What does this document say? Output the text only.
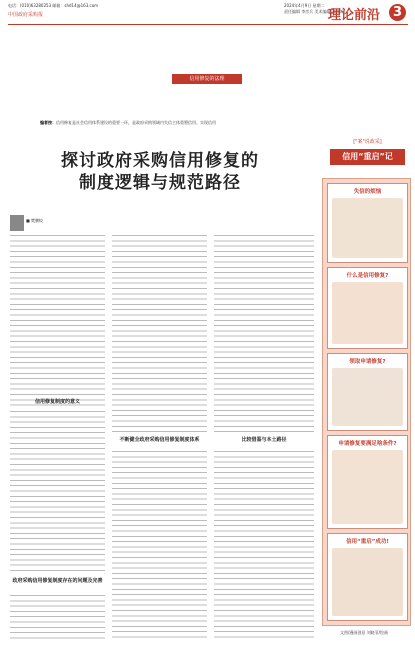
电话：(010)63280253 邮箱：shd14@163.com
中国政府采购报
2024年4月9日 星期二
责任编辑 李彦兵 美术编辑 张海婷
理论前沿 3
信用修复的法理
编者按：信用修复是社会信用体系建设的重要一环，是政府采购领域内失信主体重塑信用、实现信用
探讨政府采购信用修复的
制度逻辑与规范路径
■ 樊鹏蛟
信用修复制度的意义
政府采购信用修复制度存在的问题及完善
不断健全政府采购信用修复制度体系	比较借鉴与本土路径
["案"说政采]
信用“重启”记
失信的烦恼
什么是信用修复?
领取申请修复?
申请修复要满足啥条件?
信用“重启”成功!
文图/漫画创意 刘晓菲/绘画
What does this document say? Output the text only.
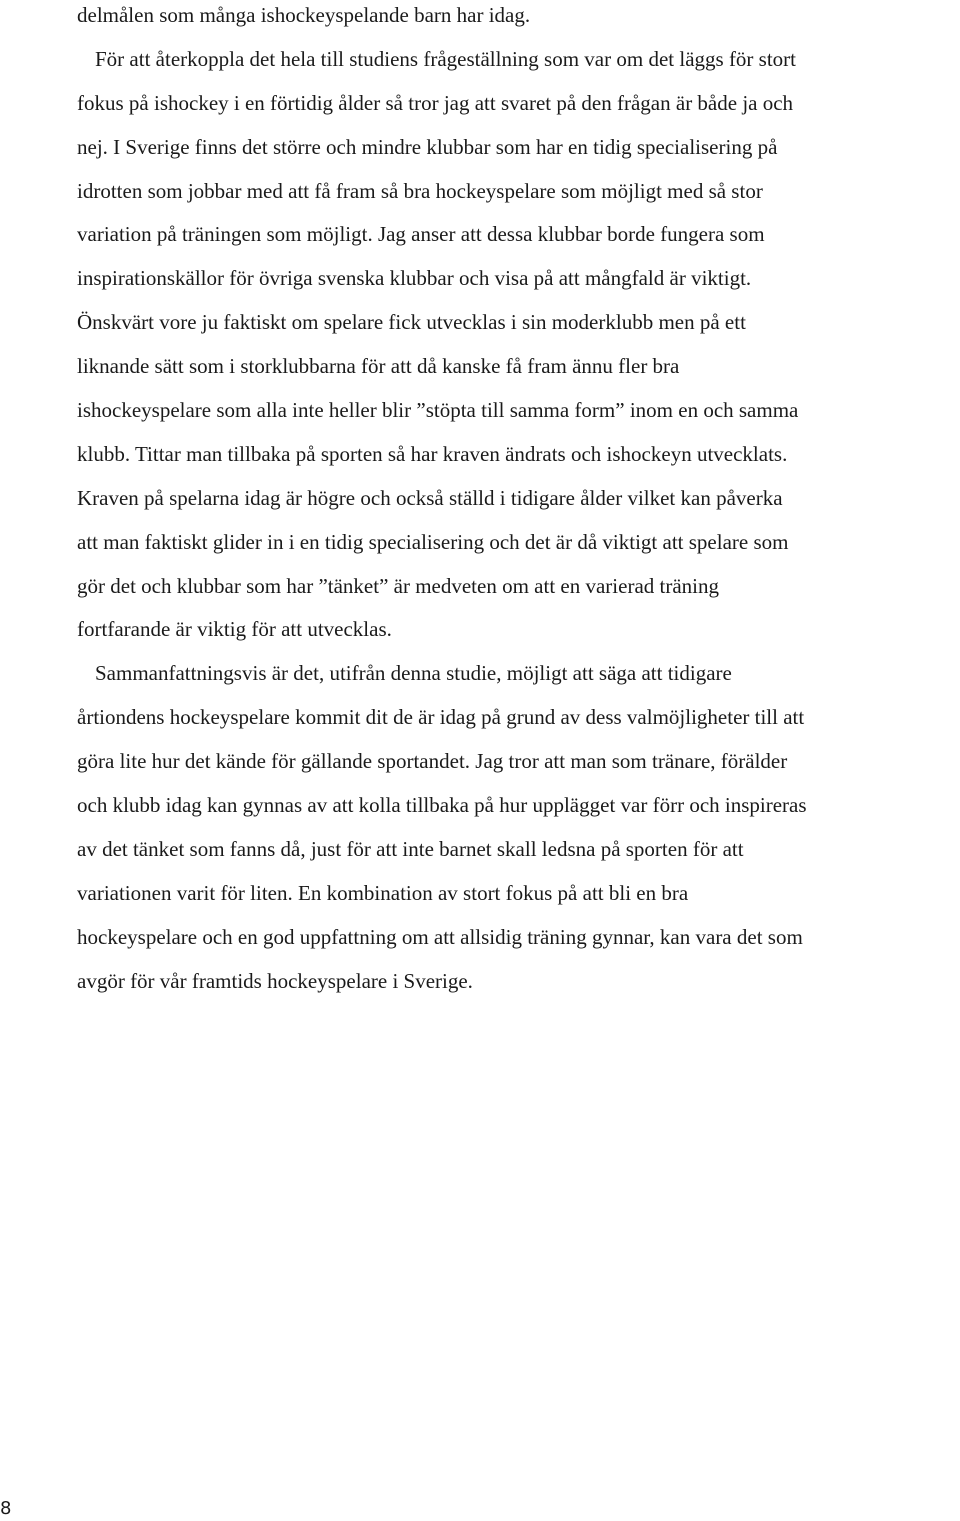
delmålen som många ishockeyspelande barn har idag.
För att återkoppla det hela till studiens frågeställning som var om det läggs för stort
fokus på ishockey i en förtidig ålder så tror jag att svaret på den frågan är både ja och
nej. I Sverige finns det större och mindre klubbar som har en tidig specialisering på
idrotten som jobbar med att få fram så bra hockeyspelare som möjligt med så stor
variation på träningen som möjligt. Jag anser att dessa klubbar borde fungera som
inspirationskällor för övriga svenska klubbar och visa på att mångfald är viktigt.
Önskvärt vore ju faktiskt om spelare fick utvecklas i sin moderklubb men på ett
liknande sätt som i storklubbarna för att då kanske få fram ännu fler bra
ishockeyspelare som alla inte heller blir ”stöpta till samma form” inom en och samma
klubb. Tittar man tillbaka på sporten så har kraven ändrats och ishockeyn utvecklats.
Kraven på spelarna idag är högre och också ställd i tidigare ålder vilket kan påverka
att man faktiskt glider in i en tidig specialisering och det är då viktigt att spelare som
gör det och klubbar som har ”tänket” är medveten om att en varierad träning
fortfarande är viktig för att utvecklas.
Sammanfattningsvis är det, utifrån denna studie, möjligt att säga att tidigare
årtiondens hockeyspelare kommit dit de är idag på grund av dess valmöjligheter till att
göra lite hur det kände för gällande sportandet. Jag tror att man som tränare, förälder
och klubb idag kan gynnas av att kolla tillbaka på hur upplägget var förr och inspireras
av det tänket som fanns då, just för att inte barnet skall ledsna på sporten för att
variationen varit för liten. En kombination av stort fokus på att bli en bra
hockeyspelare och en god uppfattning om att allsidig träning gynnar, kan vara det som
avgör för vår framtids hockeyspelare i Sverige.
8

::::::::::

▶ _SET PROBLEM_: Pull every line containing "idag" out of the records.

▶ _WORKED SOLUTION_:
delmålen som många ishockeyspelande barn har idag.
Kraven på spelarna idag är högre och också ställd i tidigare ålder vilket kan påverka
årtiondens hockeyspelare kommit dit de är idag på grund av dess valmöjligheter till att
och klubb idag kan gynnas av att kolla tillbaka på hur upplägget var förr och inspireras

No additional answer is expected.